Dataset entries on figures

= = = = =

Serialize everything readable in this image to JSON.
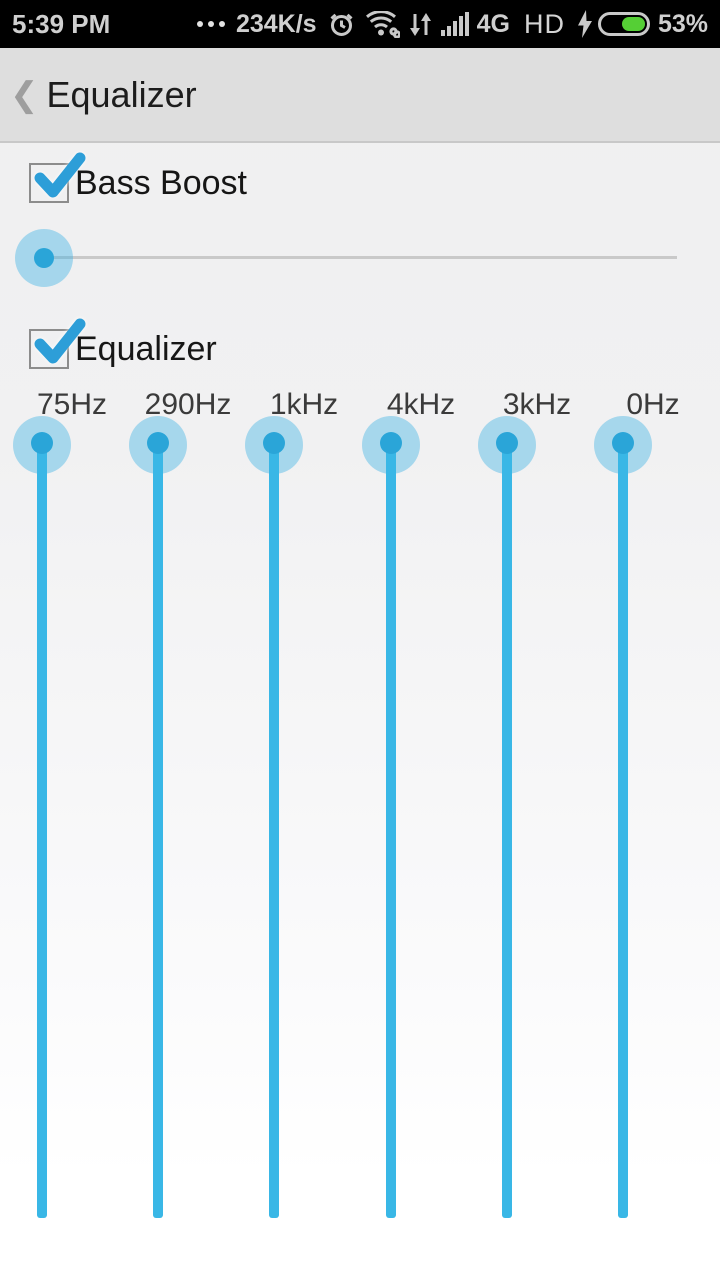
{
  "status_bar": {
    "time": "5:39 PM",
    "network_speed": "234K/s",
    "network_type": "4G",
    "hd_label": "HD",
    "battery_percent_label": "53%",
    "battery_level": 53,
    "icons": [
      "ellipsis-icon",
      "alarm-icon",
      "wifi-icon",
      "data-arrows-icon",
      "signal-icon",
      "charging-bolt-icon",
      "battery-icon"
    ]
  },
  "header": {
    "back_icon": "❮",
    "title": "Equalizer"
  },
  "bass_boost": {
    "label": "Bass Boost",
    "checked": true,
    "slider_value": 0
  },
  "equalizer_section": {
    "label": "Equalizer",
    "checked": true
  },
  "eq_bands": [
    {
      "label": "75Hz",
      "value": 100
    },
    {
      "label": "290Hz",
      "value": 100
    },
    {
      "label": "1kHz",
      "value": 100
    },
    {
      "label": "4kHz",
      "value": 100
    },
    {
      "label": "3kHz",
      "value": 100
    },
    {
      "label": "0Hz",
      "value": 100
    }
  ],
  "colors": {
    "accent_blue": "#39b7e6",
    "thumb_dot": "#2aa5d8",
    "thumb_halo": "rgba(61,178,229,0.42)",
    "checkbox_check": "#2d9ed8",
    "battery_green": "#55cf35",
    "status_bar_bg": "#000000",
    "header_bg": "#dedede"
  }
}
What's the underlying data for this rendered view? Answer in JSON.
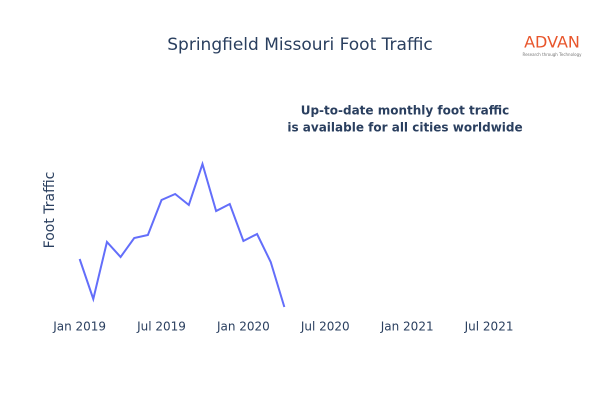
{
  "chart_data": {
    "type": "line",
    "title": "Springfield Missouri Foot Traffic",
    "ylabel": "Foot Traffic",
    "annotation": [
      "Up-to-date monthly foot traffic",
      "is available for all cities worldwide"
    ],
    "logo": {
      "name": "ADVAN",
      "tagline": "Research through Technology"
    },
    "x": [
      "2019-01",
      "2019-02",
      "2019-03",
      "2019-04",
      "2019-05",
      "2019-06",
      "2019-07",
      "2019-08",
      "2019-09",
      "2019-10",
      "2019-11",
      "2019-12",
      "2020-01",
      "2020-02",
      "2020-03",
      "2020-04"
    ],
    "series": [
      {
        "name": "Foot Traffic",
        "color": "#636efa",
        "values": [
          51,
          11,
          68,
          53,
          72,
          75,
          110,
          116,
          105,
          146,
          99,
          106,
          69,
          76,
          48,
          3
        ]
      }
    ],
    "xlim": [
      "2018-12",
      "2021-10"
    ],
    "xticks": [
      {
        "value": "2019-01",
        "label": "Jan 2019"
      },
      {
        "value": "2019-07",
        "label": "Jul 2019"
      },
      {
        "value": "2020-01",
        "label": "Jan 2020"
      },
      {
        "value": "2020-07",
        "label": "Jul 2020"
      },
      {
        "value": "2021-01",
        "label": "Jan 2021"
      },
      {
        "value": "2021-07",
        "label": "Jul 2021"
      }
    ],
    "ylim": [
      0,
      160
    ]
  }
}
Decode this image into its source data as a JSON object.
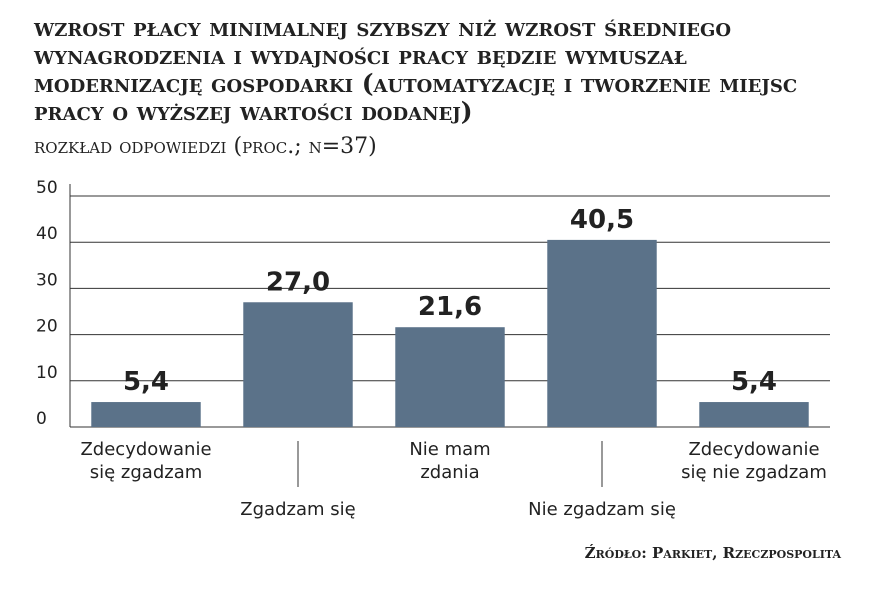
{
  "chart_data": {
    "type": "bar",
    "title": "Wzrost płacy minimalnej szybszy niż wzrost średniego wynagrodzenia i wydajności pracy będzie wymuszał modernizację gospodarki (automatyzację i tworzenie miejsc pracy o wyższej wartości dodanej)",
    "subtitle": "rozkład odpowiedzi (proc.; N=37)",
    "source": "Źródło: Parkiet, Rzeczpospolita",
    "categories": [
      "Zdecydowanie\nsię zgadzam",
      "Zgadzam się",
      "Nie mam\nzdania",
      "Nie zgadzam się",
      "Zdecydowanie\nsię nie zgadzam"
    ],
    "values": [
      5.4,
      27.0,
      21.6,
      40.5,
      5.4
    ],
    "value_labels": [
      "5,4",
      "27,0",
      "21,6",
      "40,5",
      "5,4"
    ],
    "color": "#5b7289",
    "ylim": [
      0,
      50
    ],
    "yticks": [
      0,
      10,
      20,
      30,
      40,
      50
    ],
    "grid": true
  }
}
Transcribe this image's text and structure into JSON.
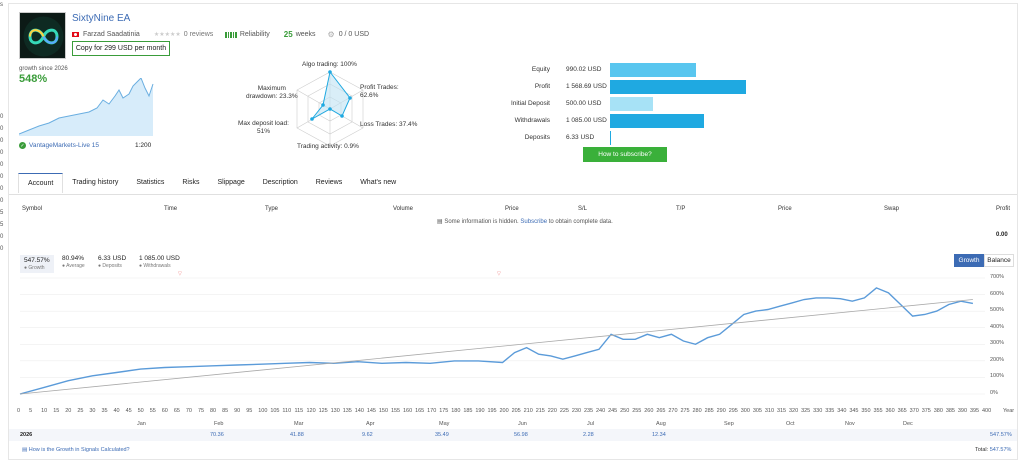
{
  "gutter_labels": [
    "s",
    "0",
    "0",
    "0",
    "0",
    "0",
    "0",
    "0",
    "0",
    "5",
    "5",
    "0",
    "0"
  ],
  "header": {
    "title": "SixtyNine EA",
    "author": "Farzad Saadatinia",
    "reviews": "0 reviews",
    "reliability": "Reliability",
    "weeks_value": "25",
    "weeks_label": "weeks",
    "subscribers": "0 / 0 USD",
    "copy_button": "Copy for 299 USD per month"
  },
  "growth": {
    "label": "growth since 2026",
    "value": "548%"
  },
  "account": {
    "name": "VantageMarkets-Live 15",
    "leverage": "1:200"
  },
  "radar": {
    "algo": "Algo trading: 100%",
    "profit": "Profit Trades:\n62.6%",
    "loss": "Loss Trades: 37.4%",
    "activity": "Trading activity: 0.9%",
    "load": "Max deposit load:\n51%",
    "drawdown": "Maximum\ndrawdown: 23.3%",
    "values": [
      1.0,
      0.626,
      0.374,
      0.009,
      0.51,
      0.233
    ]
  },
  "balance": [
    {
      "label": "Equity",
      "value": "990.02 USD",
      "amount": 990.02,
      "color": "#59c6ef"
    },
    {
      "label": "Profit",
      "value": "1 568.69 USD",
      "amount": 1568.69,
      "color": "#1fa9e1"
    },
    {
      "label": "Initial Deposit",
      "value": "500.00 USD",
      "amount": 500.0,
      "color": "#a7e2f6"
    },
    {
      "label": "Withdrawals",
      "value": "1 085.00 USD",
      "amount": 1085.0,
      "color": "#1fa9e1"
    },
    {
      "label": "Deposits",
      "value": "6.33 USD",
      "amount": 6.33,
      "color": "#1fa9e1"
    }
  ],
  "subscribe": "How to subscribe?",
  "tabs": [
    "Account",
    "Trading history",
    "Statistics",
    "Risks",
    "Slippage",
    "Description",
    "Reviews",
    "What's new"
  ],
  "table": {
    "headers": [
      "Symbol",
      "Time",
      "Type",
      "Volume",
      "Price",
      "S/L",
      "T/P",
      "Price",
      "Swap",
      "Profit"
    ],
    "notice_pre": "Some information is hidden.",
    "notice_link": "Subscribe",
    "notice_post": "to obtain complete data.",
    "total": "0.00"
  },
  "stats": [
    {
      "value": "547.57%",
      "label": "Growth"
    },
    {
      "value": "80.94%",
      "label": "Average"
    },
    {
      "value": "6.33 USD",
      "label": "Deposits"
    },
    {
      "value": "1 085.00 USD",
      "label": "Withdrawals"
    }
  ],
  "chart_toggle": {
    "growth": "Growth",
    "balance": "Balance"
  },
  "chart_data": {
    "type": "line",
    "title": "",
    "xlabel": "",
    "ylabel": "",
    "ylim": [
      0,
      700
    ],
    "y_ticks": [
      "700%",
      "600%",
      "500%",
      "400%",
      "300%",
      "200%",
      "100%",
      "0%"
    ],
    "x_ticks": [
      "0",
      "5",
      "10",
      "15",
      "20",
      "25",
      "30",
      "35",
      "40",
      "45",
      "50",
      "55",
      "60",
      "65",
      "70",
      "75",
      "80",
      "85",
      "90",
      "95",
      "100",
      "105",
      "110",
      "115",
      "120",
      "125",
      "130",
      "135",
      "140",
      "145",
      "150",
      "155",
      "160",
      "165",
      "170",
      "175",
      "180",
      "185",
      "190",
      "195",
      "200",
      "205",
      "210",
      "215",
      "220",
      "225",
      "230",
      "235",
      "240",
      "245",
      "250",
      "255",
      "260",
      "265",
      "270",
      "275",
      "280",
      "285",
      "290",
      "295",
      "300",
      "305",
      "310",
      "315",
      "320",
      "325",
      "330",
      "335",
      "340",
      "345",
      "350",
      "355",
      "360",
      "365",
      "370",
      "375",
      "380",
      "385",
      "390",
      "395",
      "400"
    ],
    "x_axis_label": "Year",
    "months": [
      "Jan",
      "Feb",
      "Mar",
      "Apr",
      "May",
      "Jun",
      "Jul",
      "Aug",
      "Sep",
      "Oct",
      "Nov",
      "Dec"
    ],
    "series": [
      {
        "name": "Growth",
        "x": [
          0,
          10,
          20,
          30,
          40,
          50,
          60,
          70,
          80,
          90,
          100,
          110,
          120,
          130,
          140,
          150,
          160,
          170,
          180,
          190,
          200,
          205,
          210,
          215,
          220,
          225,
          230,
          235,
          240,
          245,
          250,
          255,
          260,
          265,
          270,
          275,
          280,
          285,
          290,
          295,
          300,
          305,
          310,
          315,
          320,
          325,
          330,
          335,
          340,
          345,
          350,
          355,
          360,
          365,
          370,
          375,
          380,
          385,
          390,
          395
        ],
        "values": [
          0,
          40,
          80,
          110,
          130,
          150,
          160,
          165,
          170,
          175,
          180,
          185,
          190,
          185,
          195,
          185,
          190,
          185,
          200,
          200,
          190,
          250,
          280,
          240,
          230,
          210,
          230,
          250,
          270,
          360,
          330,
          330,
          360,
          340,
          360,
          320,
          300,
          340,
          360,
          420,
          480,
          500,
          510,
          530,
          550,
          570,
          580,
          580,
          575,
          560,
          580,
          640,
          610,
          540,
          470,
          480,
          500,
          540,
          560,
          547
        ]
      },
      {
        "name": "Trend",
        "x": [
          0,
          395
        ],
        "values": [
          0,
          570
        ]
      }
    ]
  },
  "year_row": {
    "year": "2026",
    "values": [
      "70.36",
      "41.88",
      "9.62",
      "35.49",
      "56.98",
      "2.28",
      "12.34"
    ],
    "total": "547.57%"
  },
  "footer": {
    "how": "How is the Growth in Signals Calculated?",
    "total_label": "Total:",
    "total_value": "547.57%"
  }
}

= = = = =

Each line of the material that holds the string "amount" counts once; give the total alone.

5